# EXERCISE DETAILS:
Transcribe part of the linkml-data-qc page word for word, beginning at "Skip to content" and stopping after "in LinkML schemas.".

# SOURCE:
__________________________________________________

Skip to content

linkml-data-qc

A compliance analysis tool for LinkML data files. Measures how well your data populates recommended: true slots defined in LinkML schemas.

Why linkml-data-qc?

When building knowledge bases with LinkML, certain fields may be marked as recommended in your schema - fields that should ideally be populated but aren't strictly required. This tool helps you:

  • Track data quality across your knowledge base
  • Identify gaps where recommended fields are missing
  • Enforce standards with configurable thresholds in CI/CD
  • Prioritize curation by finding low-compliance areas

Quick Start

# Install
pip install linkml-data-qc

# Analyze a single file
linkml-data-qc data.yaml -s schema.yaml -t TargetClass

# Analyze a directory
linkml-data-qc data/ -s schema.yaml -t TargetClass --pattern "*.yaml"

__________________________________________________

# SUPPLIED DATA:
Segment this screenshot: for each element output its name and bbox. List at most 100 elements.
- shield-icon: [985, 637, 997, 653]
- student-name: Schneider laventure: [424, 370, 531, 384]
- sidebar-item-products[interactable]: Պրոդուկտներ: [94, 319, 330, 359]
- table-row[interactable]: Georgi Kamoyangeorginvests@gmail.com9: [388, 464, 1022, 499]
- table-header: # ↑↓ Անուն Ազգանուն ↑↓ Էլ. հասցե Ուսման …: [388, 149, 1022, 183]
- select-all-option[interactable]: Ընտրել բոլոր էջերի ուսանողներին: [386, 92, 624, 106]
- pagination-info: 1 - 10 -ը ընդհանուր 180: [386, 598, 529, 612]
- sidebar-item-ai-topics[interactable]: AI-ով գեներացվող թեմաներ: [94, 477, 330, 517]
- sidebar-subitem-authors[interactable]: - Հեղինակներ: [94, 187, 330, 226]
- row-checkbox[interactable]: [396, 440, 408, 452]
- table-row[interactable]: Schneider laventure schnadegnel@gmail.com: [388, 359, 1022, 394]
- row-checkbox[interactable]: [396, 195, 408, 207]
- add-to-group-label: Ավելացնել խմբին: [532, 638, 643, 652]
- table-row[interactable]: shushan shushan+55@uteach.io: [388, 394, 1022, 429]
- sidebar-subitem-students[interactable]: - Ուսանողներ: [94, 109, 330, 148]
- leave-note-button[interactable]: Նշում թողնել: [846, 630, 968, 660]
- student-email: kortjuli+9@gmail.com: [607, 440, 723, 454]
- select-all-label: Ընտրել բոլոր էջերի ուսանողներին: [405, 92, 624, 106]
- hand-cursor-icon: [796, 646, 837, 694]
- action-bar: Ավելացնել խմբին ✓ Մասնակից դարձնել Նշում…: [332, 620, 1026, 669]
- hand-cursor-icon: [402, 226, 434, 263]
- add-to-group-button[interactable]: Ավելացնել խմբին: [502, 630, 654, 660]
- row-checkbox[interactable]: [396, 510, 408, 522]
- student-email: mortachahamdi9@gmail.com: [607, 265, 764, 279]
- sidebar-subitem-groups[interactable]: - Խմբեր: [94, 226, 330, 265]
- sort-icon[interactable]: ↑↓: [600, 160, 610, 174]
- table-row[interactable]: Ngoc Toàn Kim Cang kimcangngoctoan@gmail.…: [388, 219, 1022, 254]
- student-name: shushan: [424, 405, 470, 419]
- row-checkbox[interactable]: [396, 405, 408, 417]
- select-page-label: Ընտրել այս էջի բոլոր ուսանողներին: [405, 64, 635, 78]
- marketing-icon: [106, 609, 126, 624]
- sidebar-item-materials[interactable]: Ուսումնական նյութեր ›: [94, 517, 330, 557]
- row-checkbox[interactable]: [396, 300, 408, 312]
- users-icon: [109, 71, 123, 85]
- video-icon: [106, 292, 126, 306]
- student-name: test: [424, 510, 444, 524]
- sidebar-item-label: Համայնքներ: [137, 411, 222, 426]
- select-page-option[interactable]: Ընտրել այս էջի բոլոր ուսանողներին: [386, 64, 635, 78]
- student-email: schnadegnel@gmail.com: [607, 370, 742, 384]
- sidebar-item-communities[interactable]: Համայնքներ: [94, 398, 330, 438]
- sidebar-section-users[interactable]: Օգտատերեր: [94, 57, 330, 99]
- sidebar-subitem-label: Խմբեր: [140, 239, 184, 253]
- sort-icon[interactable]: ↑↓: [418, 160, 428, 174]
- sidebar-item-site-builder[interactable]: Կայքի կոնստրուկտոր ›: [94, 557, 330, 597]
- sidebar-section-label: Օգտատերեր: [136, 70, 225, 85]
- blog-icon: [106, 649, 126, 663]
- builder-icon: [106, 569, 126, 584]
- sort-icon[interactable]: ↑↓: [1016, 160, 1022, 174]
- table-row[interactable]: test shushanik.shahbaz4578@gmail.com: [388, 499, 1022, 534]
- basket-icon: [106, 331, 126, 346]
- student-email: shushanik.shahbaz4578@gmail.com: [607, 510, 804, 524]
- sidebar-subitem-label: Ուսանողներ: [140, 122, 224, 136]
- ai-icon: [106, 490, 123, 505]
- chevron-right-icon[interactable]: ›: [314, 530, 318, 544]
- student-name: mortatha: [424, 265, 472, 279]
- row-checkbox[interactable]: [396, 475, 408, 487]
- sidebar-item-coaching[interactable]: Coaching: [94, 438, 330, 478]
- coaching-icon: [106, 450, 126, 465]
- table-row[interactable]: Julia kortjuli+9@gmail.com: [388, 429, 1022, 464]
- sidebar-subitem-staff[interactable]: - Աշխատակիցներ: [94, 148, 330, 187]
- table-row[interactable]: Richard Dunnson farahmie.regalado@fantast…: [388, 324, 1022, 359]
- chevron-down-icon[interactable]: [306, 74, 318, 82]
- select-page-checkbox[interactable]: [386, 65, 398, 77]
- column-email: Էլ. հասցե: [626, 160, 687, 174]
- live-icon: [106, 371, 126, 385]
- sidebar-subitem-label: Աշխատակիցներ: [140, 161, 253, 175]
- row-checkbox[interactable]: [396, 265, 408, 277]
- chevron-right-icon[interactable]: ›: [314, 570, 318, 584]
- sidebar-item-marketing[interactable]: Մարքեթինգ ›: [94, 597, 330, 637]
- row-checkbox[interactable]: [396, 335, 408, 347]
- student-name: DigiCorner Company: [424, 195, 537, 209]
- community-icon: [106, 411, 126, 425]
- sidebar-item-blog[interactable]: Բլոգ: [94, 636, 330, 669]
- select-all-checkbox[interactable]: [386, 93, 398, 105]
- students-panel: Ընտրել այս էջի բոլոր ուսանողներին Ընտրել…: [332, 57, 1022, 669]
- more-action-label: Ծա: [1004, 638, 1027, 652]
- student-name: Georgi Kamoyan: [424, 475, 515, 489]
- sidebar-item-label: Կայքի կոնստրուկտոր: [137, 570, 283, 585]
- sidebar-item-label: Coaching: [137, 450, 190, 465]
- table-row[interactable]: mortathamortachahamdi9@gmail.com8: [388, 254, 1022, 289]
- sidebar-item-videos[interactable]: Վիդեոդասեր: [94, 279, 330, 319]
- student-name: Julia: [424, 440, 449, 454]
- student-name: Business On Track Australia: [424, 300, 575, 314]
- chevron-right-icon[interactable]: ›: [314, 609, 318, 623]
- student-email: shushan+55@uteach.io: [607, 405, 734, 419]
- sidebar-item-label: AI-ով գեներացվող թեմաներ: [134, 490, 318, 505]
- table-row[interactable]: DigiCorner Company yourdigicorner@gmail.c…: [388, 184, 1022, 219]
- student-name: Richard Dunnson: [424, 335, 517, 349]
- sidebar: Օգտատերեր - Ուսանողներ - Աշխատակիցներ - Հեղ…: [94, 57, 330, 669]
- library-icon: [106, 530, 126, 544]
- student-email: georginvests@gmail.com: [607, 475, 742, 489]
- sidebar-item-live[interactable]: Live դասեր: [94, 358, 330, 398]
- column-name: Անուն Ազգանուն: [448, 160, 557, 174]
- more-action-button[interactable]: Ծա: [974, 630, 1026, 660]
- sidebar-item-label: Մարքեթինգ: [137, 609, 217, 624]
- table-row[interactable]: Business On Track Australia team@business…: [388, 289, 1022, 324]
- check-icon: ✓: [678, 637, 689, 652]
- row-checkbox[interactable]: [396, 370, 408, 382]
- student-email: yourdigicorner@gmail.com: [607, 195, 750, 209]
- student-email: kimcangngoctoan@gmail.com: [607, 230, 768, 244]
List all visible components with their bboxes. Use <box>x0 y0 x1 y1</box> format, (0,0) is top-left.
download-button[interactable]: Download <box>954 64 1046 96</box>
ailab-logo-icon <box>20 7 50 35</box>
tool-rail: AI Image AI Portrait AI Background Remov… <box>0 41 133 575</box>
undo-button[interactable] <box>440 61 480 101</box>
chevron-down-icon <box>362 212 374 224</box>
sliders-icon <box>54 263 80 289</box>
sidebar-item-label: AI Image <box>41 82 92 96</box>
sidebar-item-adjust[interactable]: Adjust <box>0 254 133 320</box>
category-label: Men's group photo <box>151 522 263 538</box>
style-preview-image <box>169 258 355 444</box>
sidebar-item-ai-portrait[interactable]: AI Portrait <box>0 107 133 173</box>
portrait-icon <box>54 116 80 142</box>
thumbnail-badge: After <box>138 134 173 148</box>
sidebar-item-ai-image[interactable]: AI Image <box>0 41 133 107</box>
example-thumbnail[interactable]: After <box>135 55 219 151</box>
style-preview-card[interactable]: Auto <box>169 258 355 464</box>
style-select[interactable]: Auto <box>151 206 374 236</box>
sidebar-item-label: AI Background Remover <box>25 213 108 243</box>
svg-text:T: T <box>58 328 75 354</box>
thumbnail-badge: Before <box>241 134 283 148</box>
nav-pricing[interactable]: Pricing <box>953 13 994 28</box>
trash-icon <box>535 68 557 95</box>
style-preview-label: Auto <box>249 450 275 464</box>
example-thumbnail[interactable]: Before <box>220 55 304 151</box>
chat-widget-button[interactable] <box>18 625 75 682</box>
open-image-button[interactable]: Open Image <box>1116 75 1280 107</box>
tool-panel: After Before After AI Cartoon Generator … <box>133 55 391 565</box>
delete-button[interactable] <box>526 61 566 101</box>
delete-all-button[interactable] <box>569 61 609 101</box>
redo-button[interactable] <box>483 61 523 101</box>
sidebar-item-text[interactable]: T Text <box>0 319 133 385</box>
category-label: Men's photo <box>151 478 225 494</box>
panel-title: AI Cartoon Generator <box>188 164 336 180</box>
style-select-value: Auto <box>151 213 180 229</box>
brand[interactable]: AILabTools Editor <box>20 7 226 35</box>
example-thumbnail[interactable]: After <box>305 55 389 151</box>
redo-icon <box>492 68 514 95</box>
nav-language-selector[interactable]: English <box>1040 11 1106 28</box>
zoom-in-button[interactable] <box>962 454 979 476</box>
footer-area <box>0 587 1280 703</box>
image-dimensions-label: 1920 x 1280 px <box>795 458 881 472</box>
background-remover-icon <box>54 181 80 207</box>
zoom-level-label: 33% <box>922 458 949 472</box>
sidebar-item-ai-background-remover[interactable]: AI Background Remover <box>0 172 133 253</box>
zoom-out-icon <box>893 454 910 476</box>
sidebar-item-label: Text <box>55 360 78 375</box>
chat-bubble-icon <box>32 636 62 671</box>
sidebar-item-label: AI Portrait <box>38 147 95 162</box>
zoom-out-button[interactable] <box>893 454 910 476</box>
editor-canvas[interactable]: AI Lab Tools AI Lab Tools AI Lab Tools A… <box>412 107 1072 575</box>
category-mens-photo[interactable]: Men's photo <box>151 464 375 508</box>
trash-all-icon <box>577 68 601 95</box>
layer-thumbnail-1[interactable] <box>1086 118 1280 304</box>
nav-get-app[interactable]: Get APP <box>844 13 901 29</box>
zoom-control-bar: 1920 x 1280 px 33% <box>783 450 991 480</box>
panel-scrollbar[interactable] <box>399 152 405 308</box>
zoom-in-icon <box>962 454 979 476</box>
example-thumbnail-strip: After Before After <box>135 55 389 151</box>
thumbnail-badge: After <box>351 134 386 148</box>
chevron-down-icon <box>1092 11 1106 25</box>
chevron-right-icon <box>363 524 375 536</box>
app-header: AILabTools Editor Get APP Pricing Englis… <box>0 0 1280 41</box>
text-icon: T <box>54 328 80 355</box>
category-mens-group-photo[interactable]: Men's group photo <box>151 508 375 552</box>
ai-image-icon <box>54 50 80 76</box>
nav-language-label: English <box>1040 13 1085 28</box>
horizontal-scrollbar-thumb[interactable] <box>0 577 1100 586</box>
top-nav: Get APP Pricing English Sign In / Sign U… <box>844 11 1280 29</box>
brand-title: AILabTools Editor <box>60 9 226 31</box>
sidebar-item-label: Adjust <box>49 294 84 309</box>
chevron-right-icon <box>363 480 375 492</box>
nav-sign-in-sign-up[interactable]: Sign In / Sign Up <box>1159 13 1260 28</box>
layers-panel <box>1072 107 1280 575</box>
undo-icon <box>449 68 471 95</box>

__________________________________________________

# RESPONSE TO THE TASK:
Skip to content

linkml-data-qc

A compliance analysis tool for LinkML data files. Measures how well your data populates recommended: true slots defined in LinkML schemas.